### EXTRAIT DE PAGE
┌────────
Le monde entier a été stupéfait par l’image d’un milliardaire en baskets et casquette dans le bureau ovale de la Maison Blanche, portant son fils sur les épaules et répondant aux questions des journalistes à côté du président élu qui restait muet en le regardant avec une expression du visage assez énigmatique.
De très nombreux commentaires ont inondé les médias internationaux sur l’anormalité d’une telle image. Beaucoup ont dénoncé un mépris envers la démocratie et d’autres le coté scandaleux de l’alliance entre le pouvoir politique et celui de l’économie. Et de bien d’autres réactions à propos de ce moment baroque.
Pour ma part, si je partage toutes ces indignations, c’est surtout une image qui m’a bouleversé. Le petit garçon avait le visage poupon de cette innocence qu’on prête à ceux qui ne sont responsables de rien sinon d’apporter au monde l’un des plus beaux cadeaux de l’humanité, les enfants.
Il n’était pas conscient de ce moment où le monde vacille face au délire des deux hommes. Il ne voyait rien d’autre que ce tumulte qui l’accompagne à chaque fois qu’il est avec son papa.
Il ne regardait pas cette foule de journalistes tant il était habitué à ce qu’elle soit là et partage perpétuellement ses rares moments d’intimité qu’il a avec son père. Il attendait, comme il attend toujours, que cesse ce bruit de fond qui le poursuit du matin au soir, tous les jours.
Comme tous les enfants du monde, il n’avait de tendresse que pour son petit papa qu’il aime et se raccroche à lui. Et comme c’est long à cet âge de supporter le tumulte harassant des adultes, il était évident qu’il était fatigué, ce petit homme.
Alors, après avoir touché le bureau pour tenter de trouver une occupation de curiosité de son âge, sans jamais lever son regard vers le monde insignifiant qui l’entourait, il se rapproche de son papa pour lui signifier sa fatigue et son désir de se retrouver de nouveau sur ses épaules.
Il ne sait pas que son papa le fait (à ce moment-là) surtout parce qu’il sait l’impact sur l’Amérique puritaine, celle des électeurs d’ultra droite et conservatrice jusqu’à la débilité. Ce papa sait qu’aux Etats-Unis, l’image donné au public par la famille unie et aimante est essentielle. On se présente rarement sans son épouse ou ses enfants lorsqu’il s’agit d’un moment de représentation devant les foules (même si la relation familiale n’est pas aussi belle).
Alors ce papa en fait des tonnes, prenant la pose d’un homme normal, répondant aux grandes valeurs sociales, celle de porter son enfant sur les épaules. Le petit enfant ne sait pas que ce geste paternel pour le soulager de sa fatigue n’est pas seulement provoqué par l’amour et la tendresse sans qu’on puisse renier totalement son existence.
Le petit enfant est jeté en pâture à un horrible plan médiatique sans qu’il n’ait ni l’âge ni sa conscience pour s’apercevoir qu’il est vendu comme un paquet de lessive dans les publicités médiatiques.
└────────
### DONNÉES
┌────────
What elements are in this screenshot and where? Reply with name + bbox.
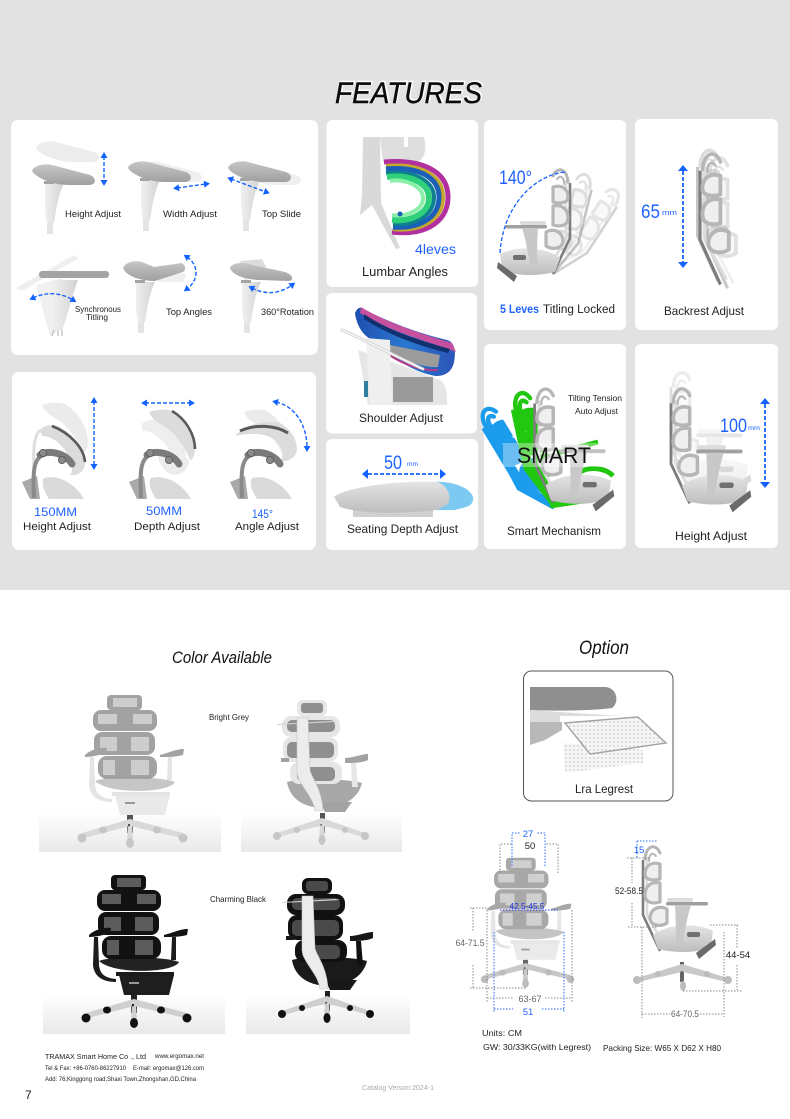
└────────
### CONSIGNE
Reprenez le texte sur le fils du milliardaire dans le bureau ovale et poursuivez-le à partir de sa dernière phrase. Ce matériel provient d'une autre source que le texte.

### CORRIGÉ
Il fait comme tous les enfants du monde, il se blottit dans les épaules de son père pour retrouver le cocon de protection et de tendresse que le brouhaha interminable dans sa jeune vie ne cesse de lui voler.
J’ai vu dans cette image un petit enfant, beau comme tous les enfants de son âge. Il est certainement, comme tous les autres, tenté par la turbulence enfantine et les gâteries de son père milliardaire. Personne ne le lui reproche car il n’a rien demandé en arrivant au monde. Á cet instant je n’ai vu qu’un garçon pétri de gentillesse et de calme. Ils ne peuvent être entièrement imputés à la fatigue.
L’innocence des enfants les protègent de l’admiration des grands de ce monde. Il n’a aucune idée de qui est ce vieillard dans sa fonction (pour les yeux d’un enfant, je serais certainement un vieillard) aux attitudes burlesques assis devant son père.
Il en a l’habitude, il le voit comme un tonton, il habite d’ailleurs dans sa propriété. Les enfants ne voient ni la cupidité, ni la dangerosité des fous de ce monde lorsqu’ils leur sont proches, soient-il les plus riches et les plus puissants.
Il ne sait pas encore que dans ce monde familial, deux voies seulement lui seront proposées, soit la reproduction des errements fous de son père soit l’exil au sens du détachement familial. Il ignore encore le sort qui avait été réservé à son frère en voulant être lui-même et non la représentation des valeurs fascistes et de la religion extrémiste.
Ce petit enfant si pur est manipulé d’une manière honteuse et tellement répréhensible de ma part que je n’ai pu voir dans cette photo qui a fait le tour du monde que l’image d’un innocent incarcéré par la brutalité de deux individus sur le « toit du monde ».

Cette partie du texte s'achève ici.